Text:
___

Thread: Need help in setting optimal configuration for a huge database.

Need help in setting optimal configuration for a huge database.

From
Kishore B
Date:

Hi All,

 

I am Kishore doing freelance development of J2EE applications.

 

We switched to use Postgresql recently because of the advantages it has over other commercial databases. All went well untill recently, untill we began working on an application that needs to maintain  a huge database.

 

I am describing the problem we are facing below. Can you please take a look at the case, and help me in configuring the PostgreSQL.

 

We have only two tables, one of which contains 97% of the data and the other table which contains 2.8% of the data. All other contain only the remaining 0.2% of data and are designed to support these two big tables. Currently we have 9 million of records in the first table and 0.2 million of records in the second table.

We need to insert into the bigger table almost for every second , through out the life time. In addition, we receive at least 200,000 records a day at a fixed time.

We are facing a critical situation because of the performance of the database . Even a basic query like select count(*) from bigger_table is taking about 4 minutes to return.

The following is the system configuration.

Database : Postgresql 7.3
OS : Redhat Linux
Processor : Athlon,
Memory : 2 GB

We are expecting that at least 200 active connections need to be maintained through out the day.

Can any you please suggest the best configuration to satisfy the above requirements?

Thanks in advance.

 

Thank  you,

Kishore.

 

Attachment

Re: Need help in setting optimal configuration for a huge database.

From
"Steinar H. Gunderson"
Date:
On Sun, Oct 23, 2005 at 02:45:25AM +0530, Kishore B wrote:
> Database *:* Postgresql 7.3

You definitely want to upgrade this if you can.

> Memory : 2 GB

For 2GB of RAM, your effective_cache_size (100000) is a bit low (try doubling
it), and sort_mem (2048) is probably a bit too low as well.

/* Steinar */
--
Homepage: http://www.sesse.net/


Re: Need help in setting optimal configuration for a huge

From
"Karl O. Pinc"

___

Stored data
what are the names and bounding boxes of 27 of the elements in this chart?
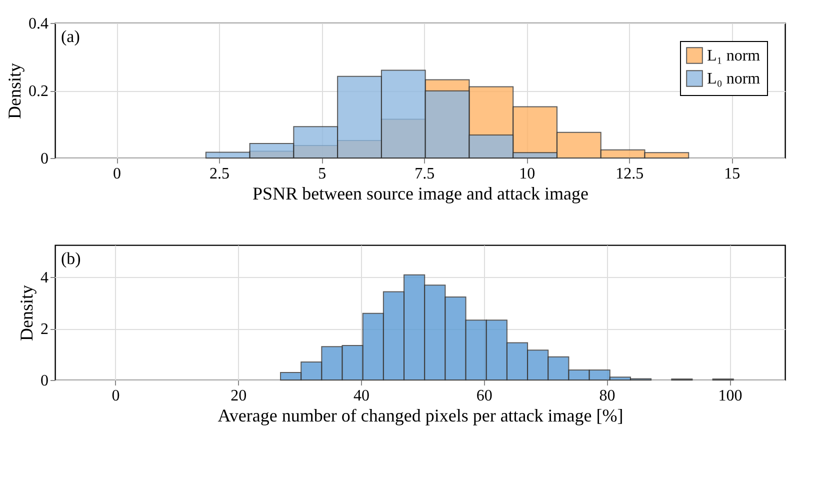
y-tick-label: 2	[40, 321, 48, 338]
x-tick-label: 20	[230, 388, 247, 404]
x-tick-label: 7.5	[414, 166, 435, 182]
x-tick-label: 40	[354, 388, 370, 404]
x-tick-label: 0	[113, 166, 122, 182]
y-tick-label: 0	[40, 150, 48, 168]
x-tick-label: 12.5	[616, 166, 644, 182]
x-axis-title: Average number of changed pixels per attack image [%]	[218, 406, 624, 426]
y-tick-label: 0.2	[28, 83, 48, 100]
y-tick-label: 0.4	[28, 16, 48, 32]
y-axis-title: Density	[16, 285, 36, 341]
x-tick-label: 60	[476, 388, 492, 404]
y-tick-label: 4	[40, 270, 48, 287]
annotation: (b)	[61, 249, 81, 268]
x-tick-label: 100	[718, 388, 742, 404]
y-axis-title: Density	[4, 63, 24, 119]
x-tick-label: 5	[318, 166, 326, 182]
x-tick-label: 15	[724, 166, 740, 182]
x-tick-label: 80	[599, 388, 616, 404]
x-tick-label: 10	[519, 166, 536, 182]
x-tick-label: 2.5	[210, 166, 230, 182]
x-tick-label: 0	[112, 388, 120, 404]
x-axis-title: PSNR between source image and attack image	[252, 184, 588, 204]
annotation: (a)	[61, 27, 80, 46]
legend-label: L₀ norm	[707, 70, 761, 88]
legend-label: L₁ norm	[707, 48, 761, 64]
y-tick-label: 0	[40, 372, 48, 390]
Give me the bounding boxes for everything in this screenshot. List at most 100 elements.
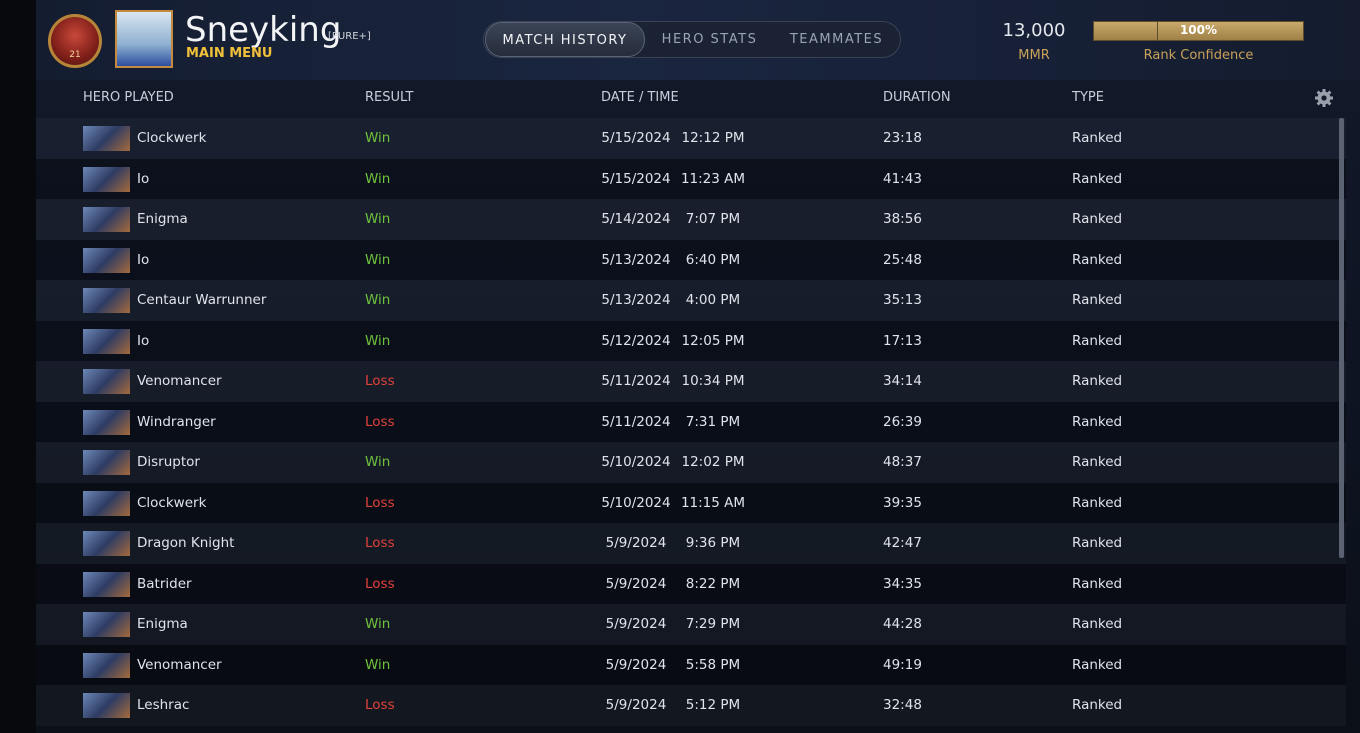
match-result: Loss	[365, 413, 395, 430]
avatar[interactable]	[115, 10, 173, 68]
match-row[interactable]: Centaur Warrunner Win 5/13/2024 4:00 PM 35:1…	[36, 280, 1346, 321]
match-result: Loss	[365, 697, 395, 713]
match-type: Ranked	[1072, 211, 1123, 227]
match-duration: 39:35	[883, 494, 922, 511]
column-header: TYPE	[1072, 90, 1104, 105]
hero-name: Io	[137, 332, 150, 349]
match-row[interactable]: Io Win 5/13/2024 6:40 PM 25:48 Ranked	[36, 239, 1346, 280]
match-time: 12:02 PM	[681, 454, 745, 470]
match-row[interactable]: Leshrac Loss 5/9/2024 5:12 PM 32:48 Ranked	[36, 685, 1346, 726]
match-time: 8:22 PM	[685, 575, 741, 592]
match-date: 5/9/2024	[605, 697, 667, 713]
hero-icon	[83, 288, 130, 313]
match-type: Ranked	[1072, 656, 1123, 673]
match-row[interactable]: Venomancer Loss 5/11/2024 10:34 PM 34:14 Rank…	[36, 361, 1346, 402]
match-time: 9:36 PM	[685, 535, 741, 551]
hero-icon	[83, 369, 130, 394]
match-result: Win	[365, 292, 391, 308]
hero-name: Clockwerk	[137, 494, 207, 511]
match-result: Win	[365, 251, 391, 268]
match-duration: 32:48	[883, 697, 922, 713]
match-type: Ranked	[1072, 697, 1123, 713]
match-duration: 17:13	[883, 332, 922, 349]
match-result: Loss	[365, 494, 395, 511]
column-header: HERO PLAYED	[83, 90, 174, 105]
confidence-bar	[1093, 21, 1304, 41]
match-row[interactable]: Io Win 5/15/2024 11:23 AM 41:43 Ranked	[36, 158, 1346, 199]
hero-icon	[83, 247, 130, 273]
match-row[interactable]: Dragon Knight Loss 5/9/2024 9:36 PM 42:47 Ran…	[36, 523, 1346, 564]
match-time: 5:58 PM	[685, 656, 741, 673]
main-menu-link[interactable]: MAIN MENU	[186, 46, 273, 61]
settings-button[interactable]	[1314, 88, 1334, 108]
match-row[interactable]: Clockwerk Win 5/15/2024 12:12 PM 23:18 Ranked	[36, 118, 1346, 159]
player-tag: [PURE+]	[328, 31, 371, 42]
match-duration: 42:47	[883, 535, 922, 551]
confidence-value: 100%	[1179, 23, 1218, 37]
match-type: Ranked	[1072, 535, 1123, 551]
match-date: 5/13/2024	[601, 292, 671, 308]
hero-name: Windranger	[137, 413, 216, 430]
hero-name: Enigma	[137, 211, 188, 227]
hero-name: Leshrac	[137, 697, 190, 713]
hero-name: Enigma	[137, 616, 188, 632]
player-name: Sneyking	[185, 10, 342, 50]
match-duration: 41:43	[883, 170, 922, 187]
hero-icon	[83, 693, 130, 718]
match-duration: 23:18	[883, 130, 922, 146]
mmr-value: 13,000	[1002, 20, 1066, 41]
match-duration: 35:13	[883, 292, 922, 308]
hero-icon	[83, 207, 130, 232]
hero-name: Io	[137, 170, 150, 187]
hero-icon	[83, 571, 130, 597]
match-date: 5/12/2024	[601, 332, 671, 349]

___

Exercise 1:
Rewrite the paragraph of the thread beginning "We have only two tables" as a short bulleted list, keeping its main facts.
Exercise 2:
Reproduce everything in the thread from "We have only" down to "the second table.".

Written reply 1:
- Two tables hold nearly all the data: one has 97% and the other has 2.8%.
- All other tables hold the remaining 0.2% and are designed to support these two big tables.
- The first table currently has 9 million records, and the second has 0.2 million.

Written reply 2:
We have only two tables, one of which contains 97% of the data and the other table which contains 2.8% of the data. All other contain only the remaining 0.2% of data and are designed to support these two big tables. Currently we have 9 million of records in the first table and 0.2 million of records in the second table.